- _STORED ROWS_:
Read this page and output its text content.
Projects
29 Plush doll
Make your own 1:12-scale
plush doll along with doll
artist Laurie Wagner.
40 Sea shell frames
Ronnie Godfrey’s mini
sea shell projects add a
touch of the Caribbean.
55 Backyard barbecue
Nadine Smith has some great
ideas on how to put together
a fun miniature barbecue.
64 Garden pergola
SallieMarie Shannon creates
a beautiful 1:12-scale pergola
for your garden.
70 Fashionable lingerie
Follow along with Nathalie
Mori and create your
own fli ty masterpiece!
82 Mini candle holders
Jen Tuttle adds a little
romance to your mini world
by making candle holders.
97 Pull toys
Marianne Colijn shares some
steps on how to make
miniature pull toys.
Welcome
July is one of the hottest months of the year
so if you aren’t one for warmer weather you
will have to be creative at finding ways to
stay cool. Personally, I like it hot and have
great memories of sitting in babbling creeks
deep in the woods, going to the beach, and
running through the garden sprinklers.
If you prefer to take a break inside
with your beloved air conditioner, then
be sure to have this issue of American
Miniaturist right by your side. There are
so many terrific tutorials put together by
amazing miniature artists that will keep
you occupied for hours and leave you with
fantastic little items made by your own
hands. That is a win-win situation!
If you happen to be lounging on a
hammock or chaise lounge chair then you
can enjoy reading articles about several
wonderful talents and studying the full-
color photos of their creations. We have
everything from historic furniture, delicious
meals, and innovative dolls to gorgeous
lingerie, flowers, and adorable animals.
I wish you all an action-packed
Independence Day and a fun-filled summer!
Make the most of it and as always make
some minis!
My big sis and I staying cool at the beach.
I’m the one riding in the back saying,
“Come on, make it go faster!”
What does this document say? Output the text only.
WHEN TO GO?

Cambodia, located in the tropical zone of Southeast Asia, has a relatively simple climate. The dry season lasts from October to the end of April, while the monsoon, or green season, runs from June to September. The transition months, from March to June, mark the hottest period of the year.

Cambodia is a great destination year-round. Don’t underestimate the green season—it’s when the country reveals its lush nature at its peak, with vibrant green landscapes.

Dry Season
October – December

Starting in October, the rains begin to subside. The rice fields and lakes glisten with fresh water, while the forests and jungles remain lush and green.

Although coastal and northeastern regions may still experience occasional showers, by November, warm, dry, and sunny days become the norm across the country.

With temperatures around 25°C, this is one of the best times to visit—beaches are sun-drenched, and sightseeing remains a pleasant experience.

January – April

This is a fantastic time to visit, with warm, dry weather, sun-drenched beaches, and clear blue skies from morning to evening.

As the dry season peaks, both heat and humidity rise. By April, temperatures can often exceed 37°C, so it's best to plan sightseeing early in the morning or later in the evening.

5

- _GIVEN TASK_: Every line of the material must be returned exactly as it appears.

- _REPLY_:
Read this page and output its text content.
Projects
29 Plush doll
Make your own 1:12-scale
plush doll along with doll
artist Laurie Wagner.
40 Sea shell frames
Ronnie Godfrey’s mini
sea shell projects add a
touch of the Caribbean.
55 Backyard barbecue
Nadine Smith has some great
ideas on how to put together
a fun miniature barbecue.
64 Garden pergola
SallieMarie Shannon creates
a beautiful 1:12-scale pergola
for your garden.
70 Fashionable lingerie
Follow along with Nathalie
Mori and create your
own fli ty masterpiece!
82 Mini candle holders
Jen Tuttle adds a little
romance to your mini world
by making candle holders.
97 Pull toys
Marianne Colijn shares some
steps on how to make
miniature pull toys.
Welcome
July is one of the hottest months of the year
so if you aren’t one for warmer weather you
will have to be creative at finding ways to
stay cool. Personally, I like it hot and have
great memories of sitting in babbling creeks
deep in the woods, going to the beach, and
running through the garden sprinklers.
If you prefer to take a break inside
with your beloved air conditioner, then
be sure to have this issue of American
Miniaturist right by your side. There are
so many terrific tutorials put together by
amazing miniature artists that will keep
you occupied for hours and leave you with
fantastic little items made by your own
hands. That is a win-win situation!
If you happen to be lounging on a
hammock or chaise lounge chair then you
can enjoy reading articles about several
wonderful talents and studying the full-
color photos of their creations. We have
everything from historic furniture, delicious
meals, and innovative dolls to gorgeous
lingerie, flowers, and adorable animals.
I wish you all an action-packed
Independence Day and a fun-filled summer!
Make the most of it and as always make
some minis!
My big sis and I staying cool at the beach.
I’m the one riding in the back saying,
“Come on, make it go faster!”
What does this document say? Output the text only.
WHEN TO GO?

Cambodia, located in the tropical zone of Southeast Asia, has a relatively simple climate. The dry season lasts from October to the end of April, while the monsoon, or green season, runs from June to September. The transition months, from March to June, mark the hottest period of the year.

Cambodia is a great destination year-round. Don’t underestimate the green season—it’s when the country reveals its lush nature at its peak, with vibrant green landscapes.

Dry Season
October – December

Starting in October, the rains begin to subside. The rice fields and lakes glisten with fresh water, while the forests and jungles remain lush and green.

Although coastal and northeastern regions may still experience occasional showers, by November, warm, dry, and sunny days become the norm across the country.

With temperatures around 25°C, this is one of the best times to visit—beaches are sun-drenched, and sightseeing remains a pleasant experience.

January – April

This is a fantastic time to visit, with warm, dry weather, sun-drenched beaches, and clear blue skies from morning to evening.

As the dry season peaks, both heat and humidity rise. By April, temperatures can often exceed 37°C, so it's best to plan sightseeing early in the morning or later in the evening.

5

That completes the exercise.